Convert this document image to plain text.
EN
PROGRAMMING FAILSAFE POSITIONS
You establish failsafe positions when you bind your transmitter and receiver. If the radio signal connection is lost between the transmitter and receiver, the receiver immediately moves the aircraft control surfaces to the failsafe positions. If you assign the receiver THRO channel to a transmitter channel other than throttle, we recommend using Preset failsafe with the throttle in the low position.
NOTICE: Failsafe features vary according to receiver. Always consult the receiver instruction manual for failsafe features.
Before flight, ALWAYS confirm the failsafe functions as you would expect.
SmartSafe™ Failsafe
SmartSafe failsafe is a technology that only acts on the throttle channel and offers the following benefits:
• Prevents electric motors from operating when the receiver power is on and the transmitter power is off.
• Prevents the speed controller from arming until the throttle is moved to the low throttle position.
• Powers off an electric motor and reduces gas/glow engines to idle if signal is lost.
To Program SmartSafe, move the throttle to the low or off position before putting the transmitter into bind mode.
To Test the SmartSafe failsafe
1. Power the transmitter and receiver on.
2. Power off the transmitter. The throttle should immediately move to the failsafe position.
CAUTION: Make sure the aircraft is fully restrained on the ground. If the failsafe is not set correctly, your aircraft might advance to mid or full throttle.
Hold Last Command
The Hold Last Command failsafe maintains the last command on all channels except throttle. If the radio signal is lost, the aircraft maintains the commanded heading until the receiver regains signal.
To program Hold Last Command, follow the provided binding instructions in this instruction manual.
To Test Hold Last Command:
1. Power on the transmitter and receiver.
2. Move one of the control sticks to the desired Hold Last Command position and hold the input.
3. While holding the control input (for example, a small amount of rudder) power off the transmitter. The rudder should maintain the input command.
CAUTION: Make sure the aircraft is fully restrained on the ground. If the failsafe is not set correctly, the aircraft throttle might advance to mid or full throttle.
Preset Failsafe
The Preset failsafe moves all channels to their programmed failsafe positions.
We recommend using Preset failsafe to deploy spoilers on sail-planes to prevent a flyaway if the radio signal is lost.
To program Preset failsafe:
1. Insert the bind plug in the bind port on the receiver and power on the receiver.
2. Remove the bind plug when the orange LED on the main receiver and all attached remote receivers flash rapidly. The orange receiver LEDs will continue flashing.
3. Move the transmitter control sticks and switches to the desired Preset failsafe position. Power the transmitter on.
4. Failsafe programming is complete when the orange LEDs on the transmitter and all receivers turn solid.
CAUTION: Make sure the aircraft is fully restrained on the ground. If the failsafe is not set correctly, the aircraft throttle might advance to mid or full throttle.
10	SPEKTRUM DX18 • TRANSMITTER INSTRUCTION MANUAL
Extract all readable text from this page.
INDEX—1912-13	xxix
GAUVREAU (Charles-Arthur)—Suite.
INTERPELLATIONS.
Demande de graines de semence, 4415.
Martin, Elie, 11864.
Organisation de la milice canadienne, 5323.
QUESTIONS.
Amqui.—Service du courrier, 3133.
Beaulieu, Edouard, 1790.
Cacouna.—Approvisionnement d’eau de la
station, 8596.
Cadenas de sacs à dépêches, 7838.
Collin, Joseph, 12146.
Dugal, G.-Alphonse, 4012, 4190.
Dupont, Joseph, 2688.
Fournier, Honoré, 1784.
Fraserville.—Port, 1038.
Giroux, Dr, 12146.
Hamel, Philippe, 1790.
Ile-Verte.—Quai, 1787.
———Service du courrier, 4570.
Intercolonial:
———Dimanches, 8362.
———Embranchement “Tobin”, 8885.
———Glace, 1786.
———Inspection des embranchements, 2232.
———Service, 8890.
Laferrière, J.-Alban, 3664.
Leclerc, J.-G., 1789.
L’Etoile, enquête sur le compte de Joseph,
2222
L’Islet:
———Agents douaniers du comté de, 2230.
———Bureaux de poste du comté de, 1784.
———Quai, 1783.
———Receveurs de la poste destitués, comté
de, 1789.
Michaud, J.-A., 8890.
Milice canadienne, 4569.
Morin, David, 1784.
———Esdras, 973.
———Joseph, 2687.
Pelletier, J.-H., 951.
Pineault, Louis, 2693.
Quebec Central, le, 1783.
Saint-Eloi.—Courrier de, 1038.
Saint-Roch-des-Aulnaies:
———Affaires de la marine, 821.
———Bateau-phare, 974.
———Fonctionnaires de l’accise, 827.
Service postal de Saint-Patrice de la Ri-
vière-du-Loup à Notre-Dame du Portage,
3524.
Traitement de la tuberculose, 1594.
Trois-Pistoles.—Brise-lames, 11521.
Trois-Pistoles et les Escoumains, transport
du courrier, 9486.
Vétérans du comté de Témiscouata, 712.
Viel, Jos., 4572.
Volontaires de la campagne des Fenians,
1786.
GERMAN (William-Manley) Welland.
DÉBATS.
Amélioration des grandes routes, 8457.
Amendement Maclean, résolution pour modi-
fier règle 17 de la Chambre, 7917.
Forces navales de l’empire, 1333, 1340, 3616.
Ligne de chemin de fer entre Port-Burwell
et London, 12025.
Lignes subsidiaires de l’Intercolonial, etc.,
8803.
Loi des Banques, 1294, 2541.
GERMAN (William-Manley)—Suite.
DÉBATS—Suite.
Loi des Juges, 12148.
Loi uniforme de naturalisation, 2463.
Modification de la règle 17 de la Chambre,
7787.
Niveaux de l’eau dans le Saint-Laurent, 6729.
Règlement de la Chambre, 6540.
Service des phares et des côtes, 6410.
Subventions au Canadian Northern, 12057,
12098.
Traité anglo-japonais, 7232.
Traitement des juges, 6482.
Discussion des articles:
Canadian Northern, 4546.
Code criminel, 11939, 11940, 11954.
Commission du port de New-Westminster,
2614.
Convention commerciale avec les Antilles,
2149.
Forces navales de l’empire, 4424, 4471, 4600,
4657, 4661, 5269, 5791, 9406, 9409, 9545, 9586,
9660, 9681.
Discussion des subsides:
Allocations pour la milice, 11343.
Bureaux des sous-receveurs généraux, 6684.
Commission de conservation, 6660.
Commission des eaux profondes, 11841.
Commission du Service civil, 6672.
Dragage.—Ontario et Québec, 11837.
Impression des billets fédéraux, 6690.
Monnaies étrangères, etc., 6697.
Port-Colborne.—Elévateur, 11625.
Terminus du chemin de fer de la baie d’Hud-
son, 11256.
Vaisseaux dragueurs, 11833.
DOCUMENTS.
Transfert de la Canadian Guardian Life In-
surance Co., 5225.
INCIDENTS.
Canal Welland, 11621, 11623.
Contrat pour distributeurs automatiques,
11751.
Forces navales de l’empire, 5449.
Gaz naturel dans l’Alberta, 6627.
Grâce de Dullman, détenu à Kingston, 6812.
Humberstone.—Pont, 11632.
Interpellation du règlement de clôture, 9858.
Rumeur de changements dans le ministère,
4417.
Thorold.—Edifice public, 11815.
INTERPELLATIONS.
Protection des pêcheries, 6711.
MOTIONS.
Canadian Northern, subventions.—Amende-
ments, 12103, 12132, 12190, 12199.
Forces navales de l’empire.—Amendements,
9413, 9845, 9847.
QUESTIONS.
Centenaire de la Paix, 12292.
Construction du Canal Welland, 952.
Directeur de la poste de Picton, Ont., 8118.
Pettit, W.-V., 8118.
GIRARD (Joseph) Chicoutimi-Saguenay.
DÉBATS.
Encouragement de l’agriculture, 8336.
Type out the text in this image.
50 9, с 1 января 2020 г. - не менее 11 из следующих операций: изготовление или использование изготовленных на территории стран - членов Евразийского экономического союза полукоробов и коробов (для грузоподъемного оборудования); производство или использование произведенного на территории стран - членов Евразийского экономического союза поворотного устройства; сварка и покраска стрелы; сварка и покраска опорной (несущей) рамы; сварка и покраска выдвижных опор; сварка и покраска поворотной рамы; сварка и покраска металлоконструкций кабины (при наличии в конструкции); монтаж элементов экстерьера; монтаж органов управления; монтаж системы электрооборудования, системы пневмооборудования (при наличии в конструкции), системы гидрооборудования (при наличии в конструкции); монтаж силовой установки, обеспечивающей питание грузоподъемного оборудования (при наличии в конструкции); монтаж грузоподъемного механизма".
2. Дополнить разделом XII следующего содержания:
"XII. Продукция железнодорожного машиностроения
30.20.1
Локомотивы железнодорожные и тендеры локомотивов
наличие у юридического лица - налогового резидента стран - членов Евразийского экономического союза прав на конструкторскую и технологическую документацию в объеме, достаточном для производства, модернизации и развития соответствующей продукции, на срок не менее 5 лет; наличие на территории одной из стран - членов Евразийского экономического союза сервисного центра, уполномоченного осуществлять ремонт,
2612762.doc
+++++
_WHAT TO WORK ON_
In the records above, how many lines hold the string "comté"? Reply with only the number.

_COMPLETE OUTPUT_
4